● **Written instruction**
Copy out the listing exactly.

● **Data to process**
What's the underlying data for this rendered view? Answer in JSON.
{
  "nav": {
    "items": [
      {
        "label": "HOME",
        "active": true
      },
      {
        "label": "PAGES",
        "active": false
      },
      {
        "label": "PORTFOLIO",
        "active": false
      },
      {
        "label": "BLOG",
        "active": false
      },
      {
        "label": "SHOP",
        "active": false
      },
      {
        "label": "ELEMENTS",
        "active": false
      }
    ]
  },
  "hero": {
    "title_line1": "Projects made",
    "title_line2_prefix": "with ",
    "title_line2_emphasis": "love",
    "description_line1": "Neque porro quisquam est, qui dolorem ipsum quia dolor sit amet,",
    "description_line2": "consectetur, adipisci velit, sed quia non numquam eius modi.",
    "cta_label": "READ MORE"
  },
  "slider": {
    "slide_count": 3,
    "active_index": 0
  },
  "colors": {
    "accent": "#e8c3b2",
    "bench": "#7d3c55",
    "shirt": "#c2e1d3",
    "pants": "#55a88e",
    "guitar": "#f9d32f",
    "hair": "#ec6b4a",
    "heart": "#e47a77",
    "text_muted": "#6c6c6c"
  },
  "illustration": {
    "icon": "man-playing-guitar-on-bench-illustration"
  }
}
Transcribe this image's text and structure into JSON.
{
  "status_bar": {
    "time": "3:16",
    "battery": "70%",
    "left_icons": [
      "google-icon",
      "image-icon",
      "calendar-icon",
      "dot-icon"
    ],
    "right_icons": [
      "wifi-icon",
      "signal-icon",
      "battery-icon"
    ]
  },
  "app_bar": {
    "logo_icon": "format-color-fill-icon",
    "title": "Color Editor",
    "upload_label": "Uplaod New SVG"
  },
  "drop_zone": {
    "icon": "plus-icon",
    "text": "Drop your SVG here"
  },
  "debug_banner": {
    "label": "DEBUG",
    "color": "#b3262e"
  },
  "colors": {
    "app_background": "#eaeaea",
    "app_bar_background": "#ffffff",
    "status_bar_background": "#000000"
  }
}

● **The reply**
What's the underlying data for this rendered view? Answer in JSON.
{
  "nav": {
    "items": [
      {
        "label": "HOME",
        "active": true
      },
      {
        "label": "PAGES",
        "active": false
      },
      {
        "label": "PORTFOLIO",
        "active": false
      },
      {
        "label": "BLOG",
        "active": false
      },
      {
        "label": "SHOP",
        "active": false
      },
      {
        "label": "ELEMENTS",
        "active": false
      }
    ]
  },
  "hero": {
    "title_line1": "Projects made",
    "title_line2_prefix": "with ",
    "title_line2_emphasis": "love",
    "description_line1": "Neque porro quisquam est, qui dolorem ipsum quia dolor sit amet,",
    "description_line2": "consectetur, adipisci velit, sed quia non numquam eius modi.",
    "cta_label": "READ MORE"
  },
  "slider": {
    "slide_count": 3,
    "active_index": 0
  },
  "colors": {
    "accent": "#e8c3b2",
    "bench": "#7d3c55",
    "shirt": "#c2e1d3",
    "pants": "#55a88e",
    "guitar": "#f9d32f",
    "hair": "#ec6b4a",
    "heart": "#e47a77",
    "text_muted": "#6c6c6c"
  },
  "illustration": {
    "icon": "man-playing-guitar-on-bench-illustration"
  }
}
Transcribe this image's text and structure into JSON.
{
  "status_bar": {
    "time": "3:16",
    "battery": "70%",
    "left_icons": [
      "google-icon",
      "image-icon",
      "calendar-icon",
      "dot-icon"
    ],
    "right_icons": [
      "wifi-icon",
      "signal-icon",
      "battery-icon"
    ]
  },
  "app_bar": {
    "logo_icon": "format-color-fill-icon",
    "title": "Color Editor",
    "upload_label": "Uplaod New SVG"
  },
  "drop_zone": {
    "icon": "plus-icon",
    "text": "Drop your SVG here"
  },
  "debug_banner": {
    "label": "DEBUG",
    "color": "#b3262e"
  },
  "colors": {
    "app_background": "#eaeaea",
    "app_bar_background": "#ffffff",
    "status_bar_background": "#000000"
  }
}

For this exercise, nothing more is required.